# EXERCISE GOAL
Pick out the lines below with "selected" and list them.

# INPUT
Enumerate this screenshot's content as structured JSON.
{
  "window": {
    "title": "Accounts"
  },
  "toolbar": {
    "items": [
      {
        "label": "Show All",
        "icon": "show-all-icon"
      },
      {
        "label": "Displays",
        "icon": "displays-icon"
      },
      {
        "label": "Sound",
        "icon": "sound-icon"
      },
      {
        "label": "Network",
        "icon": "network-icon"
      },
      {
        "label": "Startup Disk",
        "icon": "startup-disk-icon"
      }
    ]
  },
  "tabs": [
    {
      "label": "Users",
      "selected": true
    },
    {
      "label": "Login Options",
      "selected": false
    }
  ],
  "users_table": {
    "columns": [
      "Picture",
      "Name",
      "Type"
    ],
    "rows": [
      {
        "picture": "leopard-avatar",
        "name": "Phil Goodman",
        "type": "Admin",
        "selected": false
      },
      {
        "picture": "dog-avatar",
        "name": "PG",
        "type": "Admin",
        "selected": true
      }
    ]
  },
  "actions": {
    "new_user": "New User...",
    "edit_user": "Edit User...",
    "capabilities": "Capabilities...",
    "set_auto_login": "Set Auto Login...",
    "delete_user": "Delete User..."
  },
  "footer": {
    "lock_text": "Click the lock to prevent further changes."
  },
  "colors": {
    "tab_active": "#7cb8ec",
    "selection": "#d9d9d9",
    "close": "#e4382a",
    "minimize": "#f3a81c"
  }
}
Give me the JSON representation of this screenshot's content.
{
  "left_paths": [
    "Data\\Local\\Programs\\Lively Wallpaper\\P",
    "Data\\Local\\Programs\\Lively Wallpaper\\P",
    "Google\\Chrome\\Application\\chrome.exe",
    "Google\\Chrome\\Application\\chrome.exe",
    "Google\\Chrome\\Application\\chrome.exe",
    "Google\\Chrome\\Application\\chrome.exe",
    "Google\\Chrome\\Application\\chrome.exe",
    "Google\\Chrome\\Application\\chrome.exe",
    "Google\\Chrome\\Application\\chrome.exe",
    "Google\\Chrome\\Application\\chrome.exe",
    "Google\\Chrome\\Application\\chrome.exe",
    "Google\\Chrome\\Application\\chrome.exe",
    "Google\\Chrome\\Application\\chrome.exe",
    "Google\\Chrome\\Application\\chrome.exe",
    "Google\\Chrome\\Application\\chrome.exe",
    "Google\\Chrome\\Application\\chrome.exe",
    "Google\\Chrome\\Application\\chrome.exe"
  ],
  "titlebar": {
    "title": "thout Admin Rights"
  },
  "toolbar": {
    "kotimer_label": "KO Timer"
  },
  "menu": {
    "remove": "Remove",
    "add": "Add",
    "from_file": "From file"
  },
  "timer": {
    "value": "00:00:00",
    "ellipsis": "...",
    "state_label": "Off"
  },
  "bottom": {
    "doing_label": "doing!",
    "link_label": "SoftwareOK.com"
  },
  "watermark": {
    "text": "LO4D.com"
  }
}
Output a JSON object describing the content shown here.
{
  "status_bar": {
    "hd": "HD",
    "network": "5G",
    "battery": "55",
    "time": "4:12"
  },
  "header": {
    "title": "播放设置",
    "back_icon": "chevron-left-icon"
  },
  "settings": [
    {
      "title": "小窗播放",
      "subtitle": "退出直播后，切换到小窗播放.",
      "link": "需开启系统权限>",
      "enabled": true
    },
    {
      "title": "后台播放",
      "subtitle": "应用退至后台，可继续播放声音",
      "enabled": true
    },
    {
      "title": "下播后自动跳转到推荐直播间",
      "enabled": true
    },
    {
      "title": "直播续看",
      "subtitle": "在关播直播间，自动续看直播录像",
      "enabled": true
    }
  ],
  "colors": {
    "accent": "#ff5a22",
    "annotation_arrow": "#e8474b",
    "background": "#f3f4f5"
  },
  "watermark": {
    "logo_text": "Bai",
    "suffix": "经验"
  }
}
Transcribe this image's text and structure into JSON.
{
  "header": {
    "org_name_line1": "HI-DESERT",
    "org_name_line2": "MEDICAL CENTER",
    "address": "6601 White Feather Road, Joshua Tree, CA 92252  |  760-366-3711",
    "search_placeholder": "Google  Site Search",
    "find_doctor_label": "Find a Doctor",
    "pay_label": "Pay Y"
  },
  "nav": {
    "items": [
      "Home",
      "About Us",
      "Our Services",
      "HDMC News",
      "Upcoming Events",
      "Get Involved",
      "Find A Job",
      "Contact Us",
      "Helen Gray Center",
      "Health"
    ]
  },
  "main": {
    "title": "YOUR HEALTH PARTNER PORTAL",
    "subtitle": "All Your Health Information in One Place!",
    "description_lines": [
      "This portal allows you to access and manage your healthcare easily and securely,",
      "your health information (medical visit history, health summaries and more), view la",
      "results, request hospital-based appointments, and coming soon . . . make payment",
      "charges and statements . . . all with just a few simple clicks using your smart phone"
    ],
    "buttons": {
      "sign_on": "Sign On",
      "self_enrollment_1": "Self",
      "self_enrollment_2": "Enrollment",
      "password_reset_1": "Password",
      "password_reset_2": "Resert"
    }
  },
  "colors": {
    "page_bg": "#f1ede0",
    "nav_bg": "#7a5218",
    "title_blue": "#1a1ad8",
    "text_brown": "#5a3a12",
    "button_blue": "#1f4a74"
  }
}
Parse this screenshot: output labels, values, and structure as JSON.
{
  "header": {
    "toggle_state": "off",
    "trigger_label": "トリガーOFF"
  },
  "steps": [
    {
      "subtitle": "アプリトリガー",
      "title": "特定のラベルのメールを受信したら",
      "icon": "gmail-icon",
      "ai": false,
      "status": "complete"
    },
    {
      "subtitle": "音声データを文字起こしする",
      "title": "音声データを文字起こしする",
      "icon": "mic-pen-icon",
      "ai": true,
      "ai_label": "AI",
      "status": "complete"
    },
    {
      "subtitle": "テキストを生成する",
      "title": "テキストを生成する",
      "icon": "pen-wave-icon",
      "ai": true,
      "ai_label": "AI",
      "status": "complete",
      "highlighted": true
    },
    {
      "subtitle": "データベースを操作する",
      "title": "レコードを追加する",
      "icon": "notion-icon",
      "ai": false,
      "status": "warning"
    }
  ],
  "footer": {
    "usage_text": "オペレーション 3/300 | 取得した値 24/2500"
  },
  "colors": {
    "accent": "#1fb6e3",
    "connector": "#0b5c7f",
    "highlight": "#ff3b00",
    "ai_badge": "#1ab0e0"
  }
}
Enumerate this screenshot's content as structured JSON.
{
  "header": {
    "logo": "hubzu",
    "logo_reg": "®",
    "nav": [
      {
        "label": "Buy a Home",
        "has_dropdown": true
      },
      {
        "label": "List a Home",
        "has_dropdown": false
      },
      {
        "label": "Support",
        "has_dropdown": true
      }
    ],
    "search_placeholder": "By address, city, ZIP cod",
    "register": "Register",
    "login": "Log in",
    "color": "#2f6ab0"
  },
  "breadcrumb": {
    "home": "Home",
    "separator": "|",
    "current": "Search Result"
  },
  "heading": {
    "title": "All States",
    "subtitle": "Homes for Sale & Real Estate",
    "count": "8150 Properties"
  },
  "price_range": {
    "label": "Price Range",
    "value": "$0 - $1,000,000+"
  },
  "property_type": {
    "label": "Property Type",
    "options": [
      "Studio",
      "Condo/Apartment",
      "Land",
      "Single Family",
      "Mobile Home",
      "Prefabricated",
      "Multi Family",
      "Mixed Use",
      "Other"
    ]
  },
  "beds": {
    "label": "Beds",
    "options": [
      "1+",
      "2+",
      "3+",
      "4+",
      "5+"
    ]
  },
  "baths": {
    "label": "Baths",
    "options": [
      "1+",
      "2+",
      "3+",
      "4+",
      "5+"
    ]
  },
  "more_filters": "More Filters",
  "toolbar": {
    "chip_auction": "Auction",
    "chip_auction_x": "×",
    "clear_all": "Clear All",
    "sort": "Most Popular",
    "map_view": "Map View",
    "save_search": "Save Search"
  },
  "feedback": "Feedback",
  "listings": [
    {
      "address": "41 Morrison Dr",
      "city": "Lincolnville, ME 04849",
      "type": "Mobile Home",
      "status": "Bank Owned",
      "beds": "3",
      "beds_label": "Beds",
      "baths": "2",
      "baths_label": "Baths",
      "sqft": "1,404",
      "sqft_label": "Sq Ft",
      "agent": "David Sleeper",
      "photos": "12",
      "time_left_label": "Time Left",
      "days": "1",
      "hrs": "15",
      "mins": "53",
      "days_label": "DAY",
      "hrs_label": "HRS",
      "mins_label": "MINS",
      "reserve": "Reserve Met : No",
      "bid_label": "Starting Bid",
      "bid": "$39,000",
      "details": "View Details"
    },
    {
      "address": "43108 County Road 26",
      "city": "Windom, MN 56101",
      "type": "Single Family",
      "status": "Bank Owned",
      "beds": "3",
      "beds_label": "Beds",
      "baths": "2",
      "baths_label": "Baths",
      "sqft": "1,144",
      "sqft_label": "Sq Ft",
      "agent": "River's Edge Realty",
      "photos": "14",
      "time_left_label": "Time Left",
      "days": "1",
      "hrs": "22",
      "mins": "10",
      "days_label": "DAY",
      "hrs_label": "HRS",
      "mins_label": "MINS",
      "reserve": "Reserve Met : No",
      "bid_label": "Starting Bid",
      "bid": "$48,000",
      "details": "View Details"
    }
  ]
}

# TASK RESPONSE
      "selected": true
      "selected": false
        "selected": false
        "selected": true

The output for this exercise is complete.